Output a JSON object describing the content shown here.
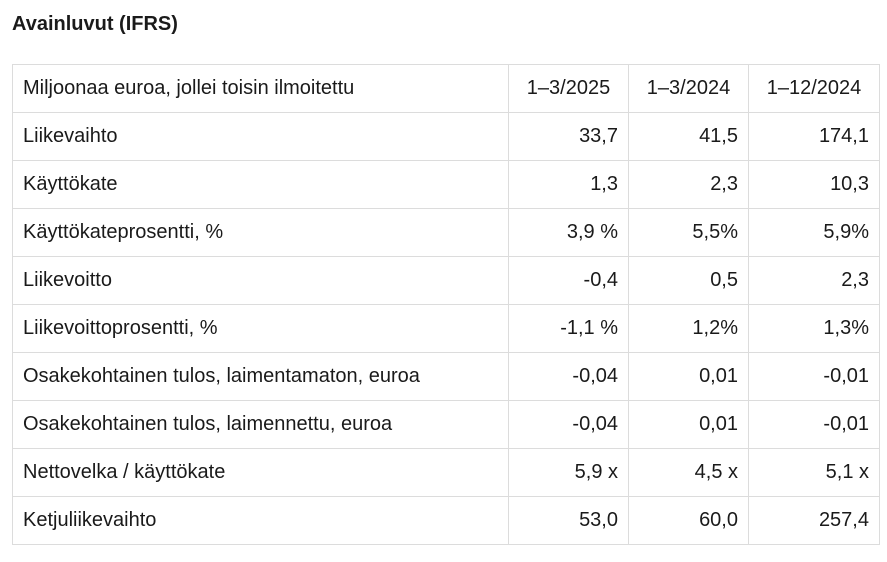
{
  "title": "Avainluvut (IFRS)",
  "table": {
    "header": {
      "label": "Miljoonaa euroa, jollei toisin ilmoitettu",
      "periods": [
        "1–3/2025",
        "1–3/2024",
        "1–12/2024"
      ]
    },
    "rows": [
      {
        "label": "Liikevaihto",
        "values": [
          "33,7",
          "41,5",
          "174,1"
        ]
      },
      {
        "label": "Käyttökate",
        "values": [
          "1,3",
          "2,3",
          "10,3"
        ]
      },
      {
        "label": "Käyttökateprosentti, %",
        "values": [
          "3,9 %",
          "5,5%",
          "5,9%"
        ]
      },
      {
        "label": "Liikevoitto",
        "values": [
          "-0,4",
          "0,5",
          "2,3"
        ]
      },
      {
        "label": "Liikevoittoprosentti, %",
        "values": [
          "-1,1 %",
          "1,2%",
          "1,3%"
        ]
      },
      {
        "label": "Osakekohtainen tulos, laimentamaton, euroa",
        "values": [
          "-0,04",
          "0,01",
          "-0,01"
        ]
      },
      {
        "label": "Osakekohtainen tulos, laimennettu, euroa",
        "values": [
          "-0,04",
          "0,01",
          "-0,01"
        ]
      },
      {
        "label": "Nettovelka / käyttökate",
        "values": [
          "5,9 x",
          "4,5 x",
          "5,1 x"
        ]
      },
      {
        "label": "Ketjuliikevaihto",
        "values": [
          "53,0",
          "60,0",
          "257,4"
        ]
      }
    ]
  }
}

--

Your instructions => Repeat the data in full and exactly. Omit pictures.

Solution to the exercise =>
Output a JSON object describing the content shown here.
{
  "title": "Avainluvut (IFRS)",
  "table": {
    "header": {
      "label": "Miljoonaa euroa, jollei toisin ilmoitettu",
      "periods": [
        "1–3/2025",
        "1–3/2024",
        "1–12/2024"
      ]
    },
    "rows": [
      {
        "label": "Liikevaihto",
        "values": [
          "33,7",
          "41,5",
          "174,1"
        ]
      },
      {
        "label": "Käyttökate",
        "values": [
          "1,3",
          "2,3",
          "10,3"
        ]
      },
      {
        "label": "Käyttökateprosentti, %",
        "values": [
          "3,9 %",
          "5,5%",
          "5,9%"
        ]
      },
      {
        "label": "Liikevoitto",
        "values": [
          "-0,4",
          "0,5",
          "2,3"
        ]
      },
      {
        "label": "Liikevoittoprosentti, %",
        "values": [
          "-1,1 %",
          "1,2%",
          "1,3%"
        ]
      },
      {
        "label": "Osakekohtainen tulos, laimentamaton, euroa",
        "values": [
          "-0,04",
          "0,01",
          "-0,01"
        ]
      },
      {
        "label": "Osakekohtainen tulos, laimennettu, euroa",
        "values": [
          "-0,04",
          "0,01",
          "-0,01"
        ]
      },
      {
        "label": "Nettovelka / käyttökate",
        "values": [
          "5,9 x",
          "4,5 x",
          "5,1 x"
        ]
      },
      {
        "label": "Ketjuliikevaihto",
        "values": [
          "53,0",
          "60,0",
          "257,4"
        ]
      }
    ]
  }
}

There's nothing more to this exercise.